> Goal: Please pull out every line that includes the string "Piacenza".

> Records from a collection:
•••

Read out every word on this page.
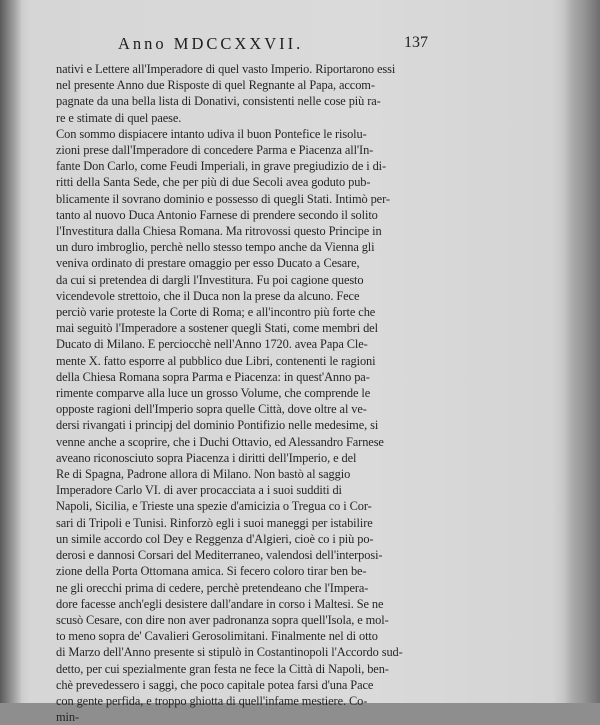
Anno MDCCXXVII.	137

nativi e Lettere all'Imperadore di quel vasto Imperio. Riportarono essi
nel presente Anno due Risposte di quel Regnante al Papa, accom-
pagnate da una bella lista di Donativi, consistenti nelle cose più ra-
re e stimate di quel paese.

Con sommo dispiacere intanto udiva il buon Pontefice le risolu-
zioni prese dall'Imperadore di concedere Parma e Piacenza all'In-
fante Don Carlo, come Feudi Imperiali, in grave pregiudizio de i di-
ritti della Santa Sede, che per più di due Secoli avea goduto pub-
blicamente il sovrano dominio e possesso di quegli Stati. Intimò per-
tanto al nuovo Duca Antonio Farnese di prendere secondo il solito
l'Investitura dalla Chiesa Romana. Ma ritrovossi questo Principe in
un duro imbroglio, perchè nello stesso tempo anche da Vienna gli
veniva ordinato di prestare omaggio per esso Ducato a Cesare,
da cui si pretendea di dargli l'Investitura. Fu poi cagione questo
vicendevole strettoio, che il Duca non la prese da alcuno. Fece
perciò varie proteste la Corte di Roma; e all'incontro più forte che
mai seguitò l'Imperadore a sostener quegli Stati, come membri del
Ducato di Milano. E perciocchè nell'Anno 1720. avea Papa Cle-
mente X. fatto esporre al pubblico due Libri, contenenti le ragioni
della Chiesa Romana sopra Parma e Piacenza: in quest'Anno pa-
rimente comparve alla luce un grosso Volume, che comprende le
opposte ragioni dell'Imperio sopra quelle Città, dove oltre al ve-
dersi rivangati i principj del dominio Pontifizio nelle medesime, si
venne anche a scoprire, che i Duchi Ottavio, ed Alessandro Farnese
aveano riconosciuto sopra Piacenza i diritti dell'Imperio, e del
Re di Spagna, Padrone allora di Milano. Non bastò al saggio
Imperadore Carlo VI. di aver procacciata a i suoi sudditi di
Napoli, Sicilia, e Trieste una spezie d'amicizia o Tregua co i Cor-
sari di Tripoli e Tunisi. Rinforzò egli i suoi maneggi per istabilire
un simile accordo col Dey e Reggenza d'Algieri, cioè co i più po-
derosi e dannosi Corsari del Mediterraneo, valendosi dell'interposi-
zione della Porta Ottomana amica. Si fecero coloro tirar ben be-
ne gli orecchi prima di cedere, perchè pretendeano che l'Impera-
dore facesse anch'egli desistere dall'andare in corso i Maltesi. Se ne
scusò Cesare, con dire non aver padronanza sopra quell'Isola, e mol-
to meno sopra de' Cavalieri Gerosolimitani. Finalmente nel di otto
di Marzo dell'Anno presente si stipulò in Costantinopoli l'Accordo sud-
detto, per cui spezialmente gran festa ne fece la Città di Napoli, ben-
chè prevedessero i saggi, che poco capitale potea farsi d'una Pace
con gente perfida, e troppo ghiotta di quell'infame mestiere. Co-
min-
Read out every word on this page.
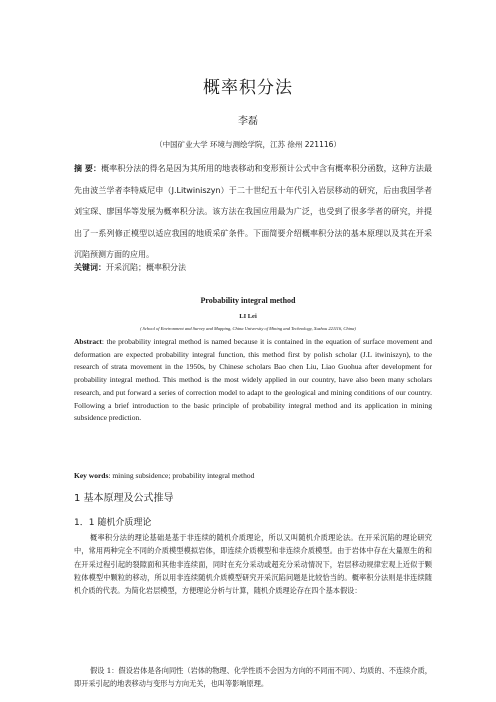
概率积分法
李磊
（中国矿业大学 环境与测绘学院，江苏 徐州 221116）
摘 要：概率积分法的得名是因为其所用的地表移动和变形预计公式中含有概率积分函数，这种方法最先由波兰学者李特威尼申（J.Litwiniszyn）于二十世纪五十年代引入岩层移动的研究，后由我国学者刘宝琛、廖国华等发展为概率积分法。该方法在我国应用最为广泛，也受到了很多学者的研究，并提出了一系列修正模型以适应我国的地质采矿条件。下面简要介绍概率积分法的基本原理以及其在开采沉陷预测方面的应用。
关键词：开采沉陷；概率积分法
Probability integral method
LI Lei
( School of Environment and Survey and Mapping, China University of Mining and Technology, Xuzhou 221116, China)
Abstract: the probability integral method is named because it is contained in the equation of surface movement and deformation are expected probability integral function, this method first by polish scholar (J.L itwiniszyn), to the research of strata movement in the 1950s, by Chinese scholars Bao chen Liu, Liao Guohua after development for probability integral method. This method is the most widely applied in our country, have also been many scholars research, and put forward a series of correction model to adapt to the geological and mining conditions of our country. Following a brief introduction to the basic principle of probability integral method and its application in mining subsidence prediction.
Key words: mining subsidence; probability integral method
1 基本原理及公式推导
1．1 随机介质理论

概率积分法的理论基础是基于非连续的随机介质理论，所以又叫随机介质理论法。在开采沉陷的理论研究中，常用两种完全不同的介质模型模拟岩体，即连续介质模型和非连续介质模型。由于岩体中存在大量原生的和在开采过程引起的裂隙面和其他非连续面，同时在充分采动或超充分采动情况下，岩层移动规律宏观上近似于颗粒体模型中颗粒的移动，所以用非连续随机介质模型研究开采沉陷问题是比较恰当的。概率积分法则是非连续随机介质的代表。为简化岩层模型，方便理论分析与计算，随机介质理论存在四个基本假设：

假设 1：假设岩体是各向同性（岩体的物理、化学性质不会因为方向的不同而不同）、均质的、不连续介质，即开采引起的地表移动与变形与方向无关，也叫等影响原理。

•••

> Task response:
zioni prese dall'Imperadore di concedere Parma e Piacenza all'In-
della Chiesa Romana sopra Parma e Piacenza: in quest'Anno pa-
aveano riconosciuto sopra Piacenza i diritti dell'Imperio, e del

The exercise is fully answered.